* _Task goal_:
Give the listing below again in full, exactly as written.

Saved entries
⟨
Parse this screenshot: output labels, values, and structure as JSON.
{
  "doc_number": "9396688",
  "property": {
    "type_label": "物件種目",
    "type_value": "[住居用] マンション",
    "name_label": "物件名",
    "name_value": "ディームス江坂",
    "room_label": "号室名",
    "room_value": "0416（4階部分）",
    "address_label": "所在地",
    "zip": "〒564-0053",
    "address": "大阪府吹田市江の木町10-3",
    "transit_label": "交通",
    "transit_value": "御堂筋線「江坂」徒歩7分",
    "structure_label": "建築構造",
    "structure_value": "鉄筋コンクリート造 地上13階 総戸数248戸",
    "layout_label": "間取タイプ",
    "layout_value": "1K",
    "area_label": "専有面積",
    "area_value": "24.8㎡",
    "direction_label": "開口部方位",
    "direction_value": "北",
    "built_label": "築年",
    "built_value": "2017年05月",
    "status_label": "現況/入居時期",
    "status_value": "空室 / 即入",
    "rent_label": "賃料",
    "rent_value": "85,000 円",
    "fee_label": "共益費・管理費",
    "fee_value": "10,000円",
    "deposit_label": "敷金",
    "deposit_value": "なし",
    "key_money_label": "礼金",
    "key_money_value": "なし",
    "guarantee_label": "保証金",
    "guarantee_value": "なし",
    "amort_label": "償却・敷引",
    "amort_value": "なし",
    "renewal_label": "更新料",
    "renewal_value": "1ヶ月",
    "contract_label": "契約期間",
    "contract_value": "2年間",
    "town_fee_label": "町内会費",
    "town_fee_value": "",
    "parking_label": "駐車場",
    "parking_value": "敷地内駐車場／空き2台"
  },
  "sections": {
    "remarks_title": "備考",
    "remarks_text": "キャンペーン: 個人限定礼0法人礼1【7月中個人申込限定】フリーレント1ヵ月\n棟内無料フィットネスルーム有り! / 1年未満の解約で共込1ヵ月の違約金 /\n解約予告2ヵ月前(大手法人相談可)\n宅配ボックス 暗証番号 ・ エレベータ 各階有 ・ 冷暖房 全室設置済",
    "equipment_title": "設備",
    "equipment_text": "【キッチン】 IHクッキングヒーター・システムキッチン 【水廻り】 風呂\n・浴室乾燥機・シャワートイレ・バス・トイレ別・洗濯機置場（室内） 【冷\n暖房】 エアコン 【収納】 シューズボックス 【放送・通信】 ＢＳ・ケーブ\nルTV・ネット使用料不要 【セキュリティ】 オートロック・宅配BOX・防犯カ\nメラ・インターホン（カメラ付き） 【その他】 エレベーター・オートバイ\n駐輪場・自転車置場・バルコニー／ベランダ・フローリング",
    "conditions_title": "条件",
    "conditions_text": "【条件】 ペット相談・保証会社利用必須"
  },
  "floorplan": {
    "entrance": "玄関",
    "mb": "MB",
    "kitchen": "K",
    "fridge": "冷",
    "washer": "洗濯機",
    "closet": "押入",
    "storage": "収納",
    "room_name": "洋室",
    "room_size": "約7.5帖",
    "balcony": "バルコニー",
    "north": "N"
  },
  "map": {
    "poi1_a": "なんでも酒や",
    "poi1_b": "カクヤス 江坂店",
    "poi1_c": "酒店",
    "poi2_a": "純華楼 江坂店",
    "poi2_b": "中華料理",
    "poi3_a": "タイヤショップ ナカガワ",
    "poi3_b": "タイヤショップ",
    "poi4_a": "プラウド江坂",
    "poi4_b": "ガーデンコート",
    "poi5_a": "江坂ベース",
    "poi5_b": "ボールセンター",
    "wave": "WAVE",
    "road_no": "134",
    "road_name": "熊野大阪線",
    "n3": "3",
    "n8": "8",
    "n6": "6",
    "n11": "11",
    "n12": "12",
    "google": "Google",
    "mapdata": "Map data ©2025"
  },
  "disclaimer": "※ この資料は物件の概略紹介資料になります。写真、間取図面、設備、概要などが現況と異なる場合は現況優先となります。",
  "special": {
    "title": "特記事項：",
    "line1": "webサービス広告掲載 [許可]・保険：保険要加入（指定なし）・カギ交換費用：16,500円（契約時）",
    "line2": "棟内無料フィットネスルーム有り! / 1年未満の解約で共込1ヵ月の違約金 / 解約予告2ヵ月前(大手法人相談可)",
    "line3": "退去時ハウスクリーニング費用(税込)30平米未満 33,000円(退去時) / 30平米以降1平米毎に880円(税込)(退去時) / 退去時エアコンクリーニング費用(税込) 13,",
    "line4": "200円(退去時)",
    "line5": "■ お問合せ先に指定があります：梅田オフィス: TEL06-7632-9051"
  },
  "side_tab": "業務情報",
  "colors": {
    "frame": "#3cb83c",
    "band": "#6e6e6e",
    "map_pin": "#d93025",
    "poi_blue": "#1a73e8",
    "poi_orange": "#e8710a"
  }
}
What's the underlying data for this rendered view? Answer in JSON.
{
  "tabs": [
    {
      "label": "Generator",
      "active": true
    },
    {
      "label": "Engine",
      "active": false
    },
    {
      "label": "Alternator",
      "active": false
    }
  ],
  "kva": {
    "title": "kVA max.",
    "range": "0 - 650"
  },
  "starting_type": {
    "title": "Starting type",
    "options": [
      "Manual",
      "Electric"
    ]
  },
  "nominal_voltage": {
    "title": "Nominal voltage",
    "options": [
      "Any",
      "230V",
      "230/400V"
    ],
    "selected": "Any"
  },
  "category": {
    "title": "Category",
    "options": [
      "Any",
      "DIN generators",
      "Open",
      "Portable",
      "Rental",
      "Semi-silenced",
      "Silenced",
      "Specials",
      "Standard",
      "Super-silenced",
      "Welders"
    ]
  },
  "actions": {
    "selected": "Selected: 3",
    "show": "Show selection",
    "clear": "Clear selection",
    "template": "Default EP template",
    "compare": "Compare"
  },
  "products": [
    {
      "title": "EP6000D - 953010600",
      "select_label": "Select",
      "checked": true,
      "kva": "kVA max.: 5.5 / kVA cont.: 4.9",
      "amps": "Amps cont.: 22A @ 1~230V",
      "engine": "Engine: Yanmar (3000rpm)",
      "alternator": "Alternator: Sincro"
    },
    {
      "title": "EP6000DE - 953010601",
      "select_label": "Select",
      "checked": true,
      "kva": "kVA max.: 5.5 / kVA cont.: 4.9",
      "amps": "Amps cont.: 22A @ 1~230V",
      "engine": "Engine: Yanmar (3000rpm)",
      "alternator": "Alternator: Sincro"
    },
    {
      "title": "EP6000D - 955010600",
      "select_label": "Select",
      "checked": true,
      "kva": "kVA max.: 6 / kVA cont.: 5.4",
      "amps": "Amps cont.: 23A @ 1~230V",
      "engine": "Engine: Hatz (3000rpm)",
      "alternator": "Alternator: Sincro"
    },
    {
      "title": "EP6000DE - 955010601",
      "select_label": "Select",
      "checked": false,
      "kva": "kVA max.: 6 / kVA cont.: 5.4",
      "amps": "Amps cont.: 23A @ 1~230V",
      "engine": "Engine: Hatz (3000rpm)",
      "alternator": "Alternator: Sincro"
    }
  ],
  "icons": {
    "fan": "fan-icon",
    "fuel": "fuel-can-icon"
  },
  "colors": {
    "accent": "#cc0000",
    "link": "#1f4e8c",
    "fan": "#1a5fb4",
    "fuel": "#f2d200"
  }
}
⟩
* _Solution below_:
Parse this screenshot: output labels, values, and structure as JSON.
{
  "doc_number": "9396688",
  "property": {
    "type_label": "物件種目",
    "type_value": "[住居用] マンション",
    "name_label": "物件名",
    "name_value": "ディームス江坂",
    "room_label": "号室名",
    "room_value": "0416（4階部分）",
    "address_label": "所在地",
    "zip": "〒564-0053",
    "address": "大阪府吹田市江の木町10-3",
    "transit_label": "交通",
    "transit_value": "御堂筋線「江坂」徒歩7分",
    "structure_label": "建築構造",
    "structure_value": "鉄筋コンクリート造 地上13階 総戸数248戸",
    "layout_label": "間取タイプ",
    "layout_value": "1K",
    "area_label": "専有面積",
    "area_value": "24.8㎡",
    "direction_label": "開口部方位",
    "direction_value": "北",
    "built_label": "築年",
    "built_value": "2017年05月",
    "status_label": "現況/入居時期",
    "status_value": "空室 / 即入",
    "rent_label": "賃料",
    "rent_value": "85,000 円",
    "fee_label": "共益費・管理費",
    "fee_value": "10,000円",
    "deposit_label": "敷金",
    "deposit_value": "なし",
    "key_money_label": "礼金",
    "key_money_value": "なし",
    "guarantee_label": "保証金",
    "guarantee_value": "なし",
    "amort_label": "償却・敷引",
    "amort_value": "なし",
    "renewal_label": "更新料",
    "renewal_value": "1ヶ月",
    "contract_label": "契約期間",
    "contract_value": "2年間",
    "town_fee_label": "町内会費",
    "town_fee_value": "",
    "parking_label": "駐車場",
    "parking_value": "敷地内駐車場／空き2台"
  },
  "sections": {
    "remarks_title": "備考",
    "remarks_text": "キャンペーン: 個人限定礼0法人礼1【7月中個人申込限定】フリーレント1ヵ月\n棟内無料フィットネスルーム有り! / 1年未満の解約で共込1ヵ月の違約金 /\n解約予告2ヵ月前(大手法人相談可)\n宅配ボックス 暗証番号 ・ エレベータ 各階有 ・ 冷暖房 全室設置済",
    "equipment_title": "設備",
    "equipment_text": "【キッチン】 IHクッキングヒーター・システムキッチン 【水廻り】 風呂\n・浴室乾燥機・シャワートイレ・バス・トイレ別・洗濯機置場（室内） 【冷\n暖房】 エアコン 【収納】 シューズボックス 【放送・通信】 ＢＳ・ケーブ\nルTV・ネット使用料不要 【セキュリティ】 オートロック・宅配BOX・防犯カ\nメラ・インターホン（カメラ付き） 【その他】 エレベーター・オートバイ\n駐輪場・自転車置場・バルコニー／ベランダ・フローリング",
    "conditions_title": "条件",
    "conditions_text": "【条件】 ペット相談・保証会社利用必須"
  },
  "floorplan": {
    "entrance": "玄関",
    "mb": "MB",
    "kitchen": "K",
    "fridge": "冷",
    "washer": "洗濯機",
    "closet": "押入",
    "storage": "収納",
    "room_name": "洋室",
    "room_size": "約7.5帖",
    "balcony": "バルコニー",
    "north": "N"
  },
  "map": {
    "poi1_a": "なんでも酒や",
    "poi1_b": "カクヤス 江坂店",
    "poi1_c": "酒店",
    "poi2_a": "純華楼 江坂店",
    "poi2_b": "中華料理",
    "poi3_a": "タイヤショップ ナカガワ",
    "poi3_b": "タイヤショップ",
    "poi4_a": "プラウド江坂",
    "poi4_b": "ガーデンコート",
    "poi5_a": "江坂ベース",
    "poi5_b": "ボールセンター",
    "wave": "WAVE",
    "road_no": "134",
    "road_name": "熊野大阪線",
    "n3": "3",
    "n8": "8",
    "n6": "6",
    "n11": "11",
    "n12": "12",
    "google": "Google",
    "mapdata": "Map data ©2025"
  },
  "disclaimer": "※ この資料は物件の概略紹介資料になります。写真、間取図面、設備、概要などが現況と異なる場合は現況優先となります。",
  "special": {
    "title": "特記事項：",
    "line1": "webサービス広告掲載 [許可]・保険：保険要加入（指定なし）・カギ交換費用：16,500円（契約時）",
    "line2": "棟内無料フィットネスルーム有り! / 1年未満の解約で共込1ヵ月の違約金 / 解約予告2ヵ月前(大手法人相談可)",
    "line3": "退去時ハウスクリーニング費用(税込)30平米未満 33,000円(退去時) / 30平米以降1平米毎に880円(税込)(退去時) / 退去時エアコンクリーニング費用(税込) 13,",
    "line4": "200円(退去時)",
    "line5": "■ お問合せ先に指定があります：梅田オフィス: TEL06-7632-9051"
  },
  "side_tab": "業務情報",
  "colors": {
    "frame": "#3cb83c",
    "band": "#6e6e6e",
    "map_pin": "#d93025",
    "poi_blue": "#1a73e8",
    "poi_orange": "#e8710a"
  }
}
What's the underlying data for this rendered view? Answer in JSON.
{
  "tabs": [
    {
      "label": "Generator",
      "active": true
    },
    {
      "label": "Engine",
      "active": false
    },
    {
      "label": "Alternator",
      "active": false
    }
  ],
  "kva": {
    "title": "kVA max.",
    "range": "0 - 650"
  },
  "starting_type": {
    "title": "Starting type",
    "options": [
      "Manual",
      "Electric"
    ]
  },
  "nominal_voltage": {
    "title": "Nominal voltage",
    "options": [
      "Any",
      "230V",
      "230/400V"
    ],
    "selected": "Any"
  },
  "category": {
    "title": "Category",
    "options": [
      "Any",
      "DIN generators",
      "Open",
      "Portable",
      "Rental",
      "Semi-silenced",
      "Silenced",
      "Specials",
      "Standard",
      "Super-silenced",
      "Welders"
    ]
  },
  "actions": {
    "selected": "Selected: 3",
    "show": "Show selection",
    "clear": "Clear selection",
    "template": "Default EP template",
    "compare": "Compare"
  },
  "products": [
    {
      "title": "EP6000D - 953010600",
      "select_label": "Select",
      "checked": true,
      "kva": "kVA max.: 5.5 / kVA cont.: 4.9",
      "amps": "Amps cont.: 22A @ 1~230V",
      "engine": "Engine: Yanmar (3000rpm)",
      "alternator": "Alternator: Sincro"
    },
    {
      "title": "EP6000DE - 953010601",
      "select_label": "Select",
      "checked": true,
      "kva": "kVA max.: 5.5 / kVA cont.: 4.9",
      "amps": "Amps cont.: 22A @ 1~230V",
      "engine": "Engine: Yanmar (3000rpm)",
      "alternator": "Alternator: Sincro"
    },
    {
      "title": "EP6000D - 955010600",
      "select_label": "Select",
      "checked": true,
      "kva": "kVA max.: 6 / kVA cont.: 5.4",
      "amps": "Amps cont.: 23A @ 1~230V",
      "engine": "Engine: Hatz (3000rpm)",
      "alternator": "Alternator: Sincro"
    },
    {
      "title": "EP6000DE - 955010601",
      "select_label": "Select",
      "checked": false,
      "kva": "kVA max.: 6 / kVA cont.: 5.4",
      "amps": "Amps cont.: 23A @ 1~230V",
      "engine": "Engine: Hatz (3000rpm)",
      "alternator": "Alternator: Sincro"
    }
  ],
  "icons": {
    "fan": "fan-icon",
    "fuel": "fuel-can-icon"
  },
  "colors": {
    "accent": "#cc0000",
    "link": "#1f4e8c",
    "fan": "#1a5fb4",
    "fuel": "#f2d200"
  }
}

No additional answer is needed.